+++ INPUT RECORDS +++
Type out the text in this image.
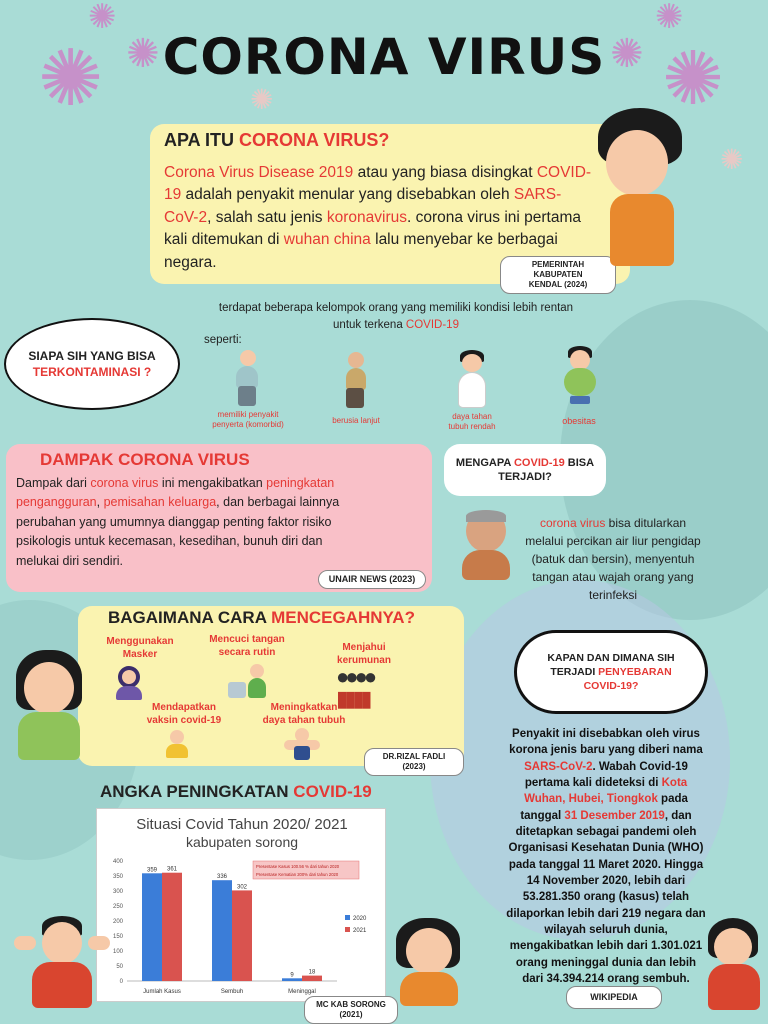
✺
✺ ✺
✺
✺ ✺
✺
✺
CORONA VIRUS
APA ITU CORONA VIRUS?
Corona Virus Disease 2019 atau yang biasa disingkat COVID-19 adalah penyakit menular yang disebabkan oleh SARS-CoV-2, salah satu jenis koronavirus. corona virus ini pertama kali ditemukan di wuhan china lalu menyebar ke berbagai negara.	PEMERINTAH KABUPATEN
KENDAL (2024)
SIAPA SIH YANG BISA
TERKONTAMINASI ?
terdapat beberapa kelompok orang yang memiliki kondisi lebih rentan
untuk terkena COVID-19
seperti:
memiliki penyakit
penyerta (komorbid)	berusia lanjut	daya tahan
tubuh rendah
obesitas
DAMPAK CORONA VIRUS
Dampak dari corona virus ini mengakibatkan peningkatan pengangguran, pemisahan keluarga, dan berbagai lainnya perubahan yang umumnya dianggap penting faktor risiko psikologis untuk kecemasan, kesedihan, bunuh diri dan melukai diri sendiri.
UNAIR NEWS (2023)
MENGAPA COVID-19 BISA
TERJADI?
corona virus bisa ditularkan melalui percikan air liur pengidap (batuk dan bersin), menyentuh tangan atau wajah orang yang terinfeksi
BAGAIMANA CARA MENCEGAHNYA?
Menggunakan
Masker
Mencuci tangan
secara rutin	Menjahui
kerumunan
●●●●
▮▮▮▮
Mendapatkan
vaksin covid-19
Meningkatkan
daya tahan tubuh
DR.RIZAL FADLI (2023)
ANGKA PENINGKATAN COVID-19
Situasi Covid Tahun 2020/ 2021
kabupaten sorong
0
50
100
150
200
250
300
350
400
359 361
Jumlah Kasus
336
302
Sembuh
9 18
Meninggal
Presentase Kasus 100.56 % dari tahun 2020
Presentase Kematian 200% dari tahun 2020
2020
2021
MC KAB SORONG (2021)
KAPAN DAN DIMANA SIH
TERJADI PENYEBARAN
COVID-19?
Penyakit ini disebabkan oleh virus korona jenis baru yang diberi nama SARS-CoV-2. Wabah Covid-19 pertama kali dideteksi di Kota Wuhan, Hubei, Tiongkok pada tanggal 31 Desember 2019, dan ditetapkan sebagai pandemi oleh Organisasi Kesehatan Dunia (WHO) pada tanggal 11 Maret 2020. Hingga 14 November 2020, lebih dari 53.281.350 orang (kasus) telah dilaporkan lebih dari 219 negara dan wilayah seluruh dunia, mengakibatkan lebih dari 1.301.021 orang meninggal dunia dan lebih dari 34.394.214 orang sembuh.
WIKIPEDIA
+++
YOUR INSTRUCTIONS :: Count lines above with the word "tangan". Give the number only.

PROBLEM SOLUTION :: 2